**Data:**

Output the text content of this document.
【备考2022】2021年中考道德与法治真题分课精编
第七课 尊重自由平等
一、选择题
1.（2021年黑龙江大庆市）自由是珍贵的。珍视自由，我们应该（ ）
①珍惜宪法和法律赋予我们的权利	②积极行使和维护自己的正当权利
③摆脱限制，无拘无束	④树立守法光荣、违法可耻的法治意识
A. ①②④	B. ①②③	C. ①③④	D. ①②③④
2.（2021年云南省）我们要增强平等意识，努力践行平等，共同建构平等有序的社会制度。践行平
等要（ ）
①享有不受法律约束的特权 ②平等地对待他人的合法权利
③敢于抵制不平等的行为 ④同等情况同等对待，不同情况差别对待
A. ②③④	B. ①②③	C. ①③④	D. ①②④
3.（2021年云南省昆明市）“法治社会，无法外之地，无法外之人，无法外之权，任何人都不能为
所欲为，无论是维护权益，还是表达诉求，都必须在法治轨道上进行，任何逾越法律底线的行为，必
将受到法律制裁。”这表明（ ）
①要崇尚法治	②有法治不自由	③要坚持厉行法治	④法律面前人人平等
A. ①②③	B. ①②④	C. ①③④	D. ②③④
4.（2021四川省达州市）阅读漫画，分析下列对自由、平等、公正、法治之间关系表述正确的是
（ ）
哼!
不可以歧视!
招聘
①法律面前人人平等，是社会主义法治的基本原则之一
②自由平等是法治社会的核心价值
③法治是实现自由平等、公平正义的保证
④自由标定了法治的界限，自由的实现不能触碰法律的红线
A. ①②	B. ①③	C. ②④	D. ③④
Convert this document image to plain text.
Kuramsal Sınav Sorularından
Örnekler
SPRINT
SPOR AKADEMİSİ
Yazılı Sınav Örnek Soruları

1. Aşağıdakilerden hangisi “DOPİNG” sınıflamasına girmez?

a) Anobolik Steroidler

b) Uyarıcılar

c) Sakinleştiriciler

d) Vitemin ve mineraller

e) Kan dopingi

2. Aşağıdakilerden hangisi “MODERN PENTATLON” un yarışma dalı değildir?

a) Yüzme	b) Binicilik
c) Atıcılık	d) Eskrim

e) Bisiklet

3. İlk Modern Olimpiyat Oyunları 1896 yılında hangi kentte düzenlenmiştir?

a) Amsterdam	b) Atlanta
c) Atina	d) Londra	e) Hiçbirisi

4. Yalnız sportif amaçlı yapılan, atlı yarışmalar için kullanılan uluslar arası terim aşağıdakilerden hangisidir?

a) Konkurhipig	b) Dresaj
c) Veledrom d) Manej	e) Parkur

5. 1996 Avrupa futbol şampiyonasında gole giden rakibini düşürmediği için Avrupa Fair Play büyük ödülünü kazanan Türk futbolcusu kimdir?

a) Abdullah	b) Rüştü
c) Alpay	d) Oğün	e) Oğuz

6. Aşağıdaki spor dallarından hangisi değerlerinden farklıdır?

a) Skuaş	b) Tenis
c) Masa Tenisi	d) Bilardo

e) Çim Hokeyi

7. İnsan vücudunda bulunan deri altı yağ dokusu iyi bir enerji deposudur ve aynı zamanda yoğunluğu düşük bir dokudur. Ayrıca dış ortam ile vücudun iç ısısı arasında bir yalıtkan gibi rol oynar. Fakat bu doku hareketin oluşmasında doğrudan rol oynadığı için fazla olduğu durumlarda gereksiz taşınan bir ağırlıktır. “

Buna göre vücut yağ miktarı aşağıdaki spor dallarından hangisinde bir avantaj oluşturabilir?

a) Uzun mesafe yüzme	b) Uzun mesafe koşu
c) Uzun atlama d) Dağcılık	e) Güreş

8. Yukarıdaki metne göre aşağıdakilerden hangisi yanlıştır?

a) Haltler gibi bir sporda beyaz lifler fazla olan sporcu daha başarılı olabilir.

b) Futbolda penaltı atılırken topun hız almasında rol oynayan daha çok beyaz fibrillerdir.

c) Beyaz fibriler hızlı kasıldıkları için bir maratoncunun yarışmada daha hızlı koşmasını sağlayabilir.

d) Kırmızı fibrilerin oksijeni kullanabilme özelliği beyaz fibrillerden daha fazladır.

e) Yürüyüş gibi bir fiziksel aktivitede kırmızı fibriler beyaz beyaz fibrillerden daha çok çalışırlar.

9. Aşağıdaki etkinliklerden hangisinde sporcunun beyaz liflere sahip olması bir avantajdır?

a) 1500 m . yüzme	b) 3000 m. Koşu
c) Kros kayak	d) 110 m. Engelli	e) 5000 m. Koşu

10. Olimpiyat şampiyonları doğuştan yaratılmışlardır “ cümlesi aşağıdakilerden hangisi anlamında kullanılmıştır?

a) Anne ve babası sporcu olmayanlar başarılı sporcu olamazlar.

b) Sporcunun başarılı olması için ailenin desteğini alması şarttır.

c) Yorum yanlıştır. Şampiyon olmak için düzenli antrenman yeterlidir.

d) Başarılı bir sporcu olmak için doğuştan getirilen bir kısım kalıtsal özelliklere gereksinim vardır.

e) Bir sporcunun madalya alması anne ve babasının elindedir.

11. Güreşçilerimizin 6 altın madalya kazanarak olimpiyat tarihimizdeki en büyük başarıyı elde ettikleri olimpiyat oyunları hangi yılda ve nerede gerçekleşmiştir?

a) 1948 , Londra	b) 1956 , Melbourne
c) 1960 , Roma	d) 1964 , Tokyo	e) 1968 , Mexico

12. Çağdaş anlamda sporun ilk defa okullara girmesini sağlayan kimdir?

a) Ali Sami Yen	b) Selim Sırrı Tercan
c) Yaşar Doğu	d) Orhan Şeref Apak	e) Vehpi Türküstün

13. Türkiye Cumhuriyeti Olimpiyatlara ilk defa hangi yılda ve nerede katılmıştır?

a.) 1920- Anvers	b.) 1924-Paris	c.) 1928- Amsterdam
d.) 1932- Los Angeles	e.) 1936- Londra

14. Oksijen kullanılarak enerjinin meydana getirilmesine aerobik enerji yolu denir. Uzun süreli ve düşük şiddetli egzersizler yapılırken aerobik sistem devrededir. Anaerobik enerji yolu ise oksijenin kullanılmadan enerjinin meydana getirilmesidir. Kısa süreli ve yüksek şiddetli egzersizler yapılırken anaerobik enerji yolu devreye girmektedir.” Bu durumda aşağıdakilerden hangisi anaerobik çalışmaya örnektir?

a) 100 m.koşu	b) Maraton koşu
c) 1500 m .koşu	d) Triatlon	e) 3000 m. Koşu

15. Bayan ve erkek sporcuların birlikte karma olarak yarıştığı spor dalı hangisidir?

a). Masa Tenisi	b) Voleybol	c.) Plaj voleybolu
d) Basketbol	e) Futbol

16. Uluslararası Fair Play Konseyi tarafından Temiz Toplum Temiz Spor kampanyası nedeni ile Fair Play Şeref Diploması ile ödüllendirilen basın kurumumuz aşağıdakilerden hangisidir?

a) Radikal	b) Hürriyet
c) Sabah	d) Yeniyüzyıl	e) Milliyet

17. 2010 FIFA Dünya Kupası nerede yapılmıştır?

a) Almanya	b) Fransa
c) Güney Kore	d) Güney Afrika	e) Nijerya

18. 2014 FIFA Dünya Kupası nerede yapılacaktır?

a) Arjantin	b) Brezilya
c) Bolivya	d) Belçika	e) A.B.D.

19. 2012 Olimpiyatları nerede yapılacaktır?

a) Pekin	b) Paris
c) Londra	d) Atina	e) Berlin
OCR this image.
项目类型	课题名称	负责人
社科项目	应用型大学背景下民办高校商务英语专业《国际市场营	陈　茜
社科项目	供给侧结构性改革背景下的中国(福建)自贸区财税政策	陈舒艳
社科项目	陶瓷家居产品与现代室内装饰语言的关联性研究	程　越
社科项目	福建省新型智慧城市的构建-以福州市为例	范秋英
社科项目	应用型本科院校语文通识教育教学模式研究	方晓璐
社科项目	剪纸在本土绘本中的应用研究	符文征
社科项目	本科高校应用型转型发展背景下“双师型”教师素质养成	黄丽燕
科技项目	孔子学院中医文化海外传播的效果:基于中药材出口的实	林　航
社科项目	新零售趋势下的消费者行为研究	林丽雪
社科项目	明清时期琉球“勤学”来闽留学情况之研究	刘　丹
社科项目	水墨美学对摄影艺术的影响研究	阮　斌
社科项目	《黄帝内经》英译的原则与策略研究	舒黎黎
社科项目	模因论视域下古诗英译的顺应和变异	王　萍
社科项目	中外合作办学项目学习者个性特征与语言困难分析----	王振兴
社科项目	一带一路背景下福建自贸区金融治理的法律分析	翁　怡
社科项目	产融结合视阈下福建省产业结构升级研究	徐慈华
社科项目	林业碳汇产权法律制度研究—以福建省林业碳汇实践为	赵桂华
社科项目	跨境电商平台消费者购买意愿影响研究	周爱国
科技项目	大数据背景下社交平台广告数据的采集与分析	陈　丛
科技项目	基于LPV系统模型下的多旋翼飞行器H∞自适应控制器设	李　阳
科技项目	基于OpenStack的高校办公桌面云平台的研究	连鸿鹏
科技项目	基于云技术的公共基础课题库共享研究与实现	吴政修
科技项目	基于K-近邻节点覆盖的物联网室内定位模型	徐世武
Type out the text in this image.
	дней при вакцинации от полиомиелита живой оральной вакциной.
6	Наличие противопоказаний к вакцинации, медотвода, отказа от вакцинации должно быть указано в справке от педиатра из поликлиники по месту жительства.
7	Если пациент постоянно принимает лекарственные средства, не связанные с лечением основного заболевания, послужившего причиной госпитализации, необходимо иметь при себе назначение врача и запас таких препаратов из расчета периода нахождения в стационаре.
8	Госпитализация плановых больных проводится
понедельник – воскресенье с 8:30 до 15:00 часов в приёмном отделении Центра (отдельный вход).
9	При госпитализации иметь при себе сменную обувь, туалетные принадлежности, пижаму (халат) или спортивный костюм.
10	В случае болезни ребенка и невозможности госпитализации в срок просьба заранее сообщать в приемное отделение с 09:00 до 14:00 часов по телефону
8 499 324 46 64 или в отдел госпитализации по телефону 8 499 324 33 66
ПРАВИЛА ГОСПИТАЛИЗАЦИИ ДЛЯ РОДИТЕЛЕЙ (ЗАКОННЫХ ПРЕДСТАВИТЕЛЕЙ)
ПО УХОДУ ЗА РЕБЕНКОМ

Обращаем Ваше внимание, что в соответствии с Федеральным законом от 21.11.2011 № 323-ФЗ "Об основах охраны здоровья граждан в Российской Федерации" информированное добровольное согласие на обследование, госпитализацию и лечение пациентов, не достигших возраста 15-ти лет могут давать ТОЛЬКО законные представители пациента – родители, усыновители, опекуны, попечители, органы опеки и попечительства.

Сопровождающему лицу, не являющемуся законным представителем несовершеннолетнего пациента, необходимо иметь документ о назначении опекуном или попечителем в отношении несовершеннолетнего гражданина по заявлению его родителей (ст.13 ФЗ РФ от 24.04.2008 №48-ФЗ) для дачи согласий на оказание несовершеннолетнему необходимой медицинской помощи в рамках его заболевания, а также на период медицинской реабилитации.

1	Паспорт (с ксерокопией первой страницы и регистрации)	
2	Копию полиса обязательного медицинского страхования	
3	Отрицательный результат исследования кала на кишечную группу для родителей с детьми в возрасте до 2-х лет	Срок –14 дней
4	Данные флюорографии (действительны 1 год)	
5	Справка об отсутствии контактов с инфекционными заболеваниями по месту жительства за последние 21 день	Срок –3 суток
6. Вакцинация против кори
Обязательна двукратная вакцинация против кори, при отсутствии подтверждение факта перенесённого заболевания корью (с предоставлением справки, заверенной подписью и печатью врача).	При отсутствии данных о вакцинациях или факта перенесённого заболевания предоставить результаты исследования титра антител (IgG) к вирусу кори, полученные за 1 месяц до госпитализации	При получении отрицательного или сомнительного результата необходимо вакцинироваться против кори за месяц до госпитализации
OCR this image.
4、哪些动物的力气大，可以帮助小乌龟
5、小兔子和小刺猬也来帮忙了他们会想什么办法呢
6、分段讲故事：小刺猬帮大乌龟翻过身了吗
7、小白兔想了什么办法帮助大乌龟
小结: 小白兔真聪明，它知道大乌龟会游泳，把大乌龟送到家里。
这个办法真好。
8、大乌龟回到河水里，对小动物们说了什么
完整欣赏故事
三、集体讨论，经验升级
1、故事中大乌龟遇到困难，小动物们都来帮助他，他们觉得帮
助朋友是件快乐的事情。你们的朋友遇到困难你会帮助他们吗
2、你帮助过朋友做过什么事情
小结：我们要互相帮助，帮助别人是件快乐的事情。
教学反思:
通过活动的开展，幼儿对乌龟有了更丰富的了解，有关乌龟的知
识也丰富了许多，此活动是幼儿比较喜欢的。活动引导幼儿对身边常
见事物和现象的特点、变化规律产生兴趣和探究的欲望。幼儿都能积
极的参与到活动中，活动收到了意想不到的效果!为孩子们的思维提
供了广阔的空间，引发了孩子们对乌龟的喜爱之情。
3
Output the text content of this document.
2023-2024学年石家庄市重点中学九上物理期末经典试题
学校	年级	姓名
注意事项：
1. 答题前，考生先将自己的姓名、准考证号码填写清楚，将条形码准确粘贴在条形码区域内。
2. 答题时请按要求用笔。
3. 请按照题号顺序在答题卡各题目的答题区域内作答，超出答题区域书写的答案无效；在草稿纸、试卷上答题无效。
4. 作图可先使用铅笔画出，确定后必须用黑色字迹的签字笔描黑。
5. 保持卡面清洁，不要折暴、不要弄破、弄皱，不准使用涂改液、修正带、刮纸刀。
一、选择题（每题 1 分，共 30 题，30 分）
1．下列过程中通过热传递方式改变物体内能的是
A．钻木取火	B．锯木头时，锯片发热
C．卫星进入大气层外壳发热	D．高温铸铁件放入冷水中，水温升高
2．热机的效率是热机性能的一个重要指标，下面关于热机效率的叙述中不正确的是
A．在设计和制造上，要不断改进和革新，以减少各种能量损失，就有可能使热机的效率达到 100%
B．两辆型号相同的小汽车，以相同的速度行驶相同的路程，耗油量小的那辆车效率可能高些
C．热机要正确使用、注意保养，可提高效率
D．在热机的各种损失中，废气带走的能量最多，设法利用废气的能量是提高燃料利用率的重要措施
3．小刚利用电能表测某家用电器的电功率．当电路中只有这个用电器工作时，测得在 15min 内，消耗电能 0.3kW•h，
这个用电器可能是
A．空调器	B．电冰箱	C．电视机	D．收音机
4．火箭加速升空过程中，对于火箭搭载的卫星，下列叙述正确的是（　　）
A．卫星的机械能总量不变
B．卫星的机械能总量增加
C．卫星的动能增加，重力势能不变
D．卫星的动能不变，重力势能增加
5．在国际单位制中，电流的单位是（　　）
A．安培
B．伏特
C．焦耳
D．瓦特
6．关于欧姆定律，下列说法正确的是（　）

**Goal:** Search the entries for the word "Amsterdam" and copy every line that has it.

**Exercise solution:**
a) Amsterdam	b) Atlanta
a.) 1920- Anvers	b.) 1924-Paris	c.) 1928- Amsterdam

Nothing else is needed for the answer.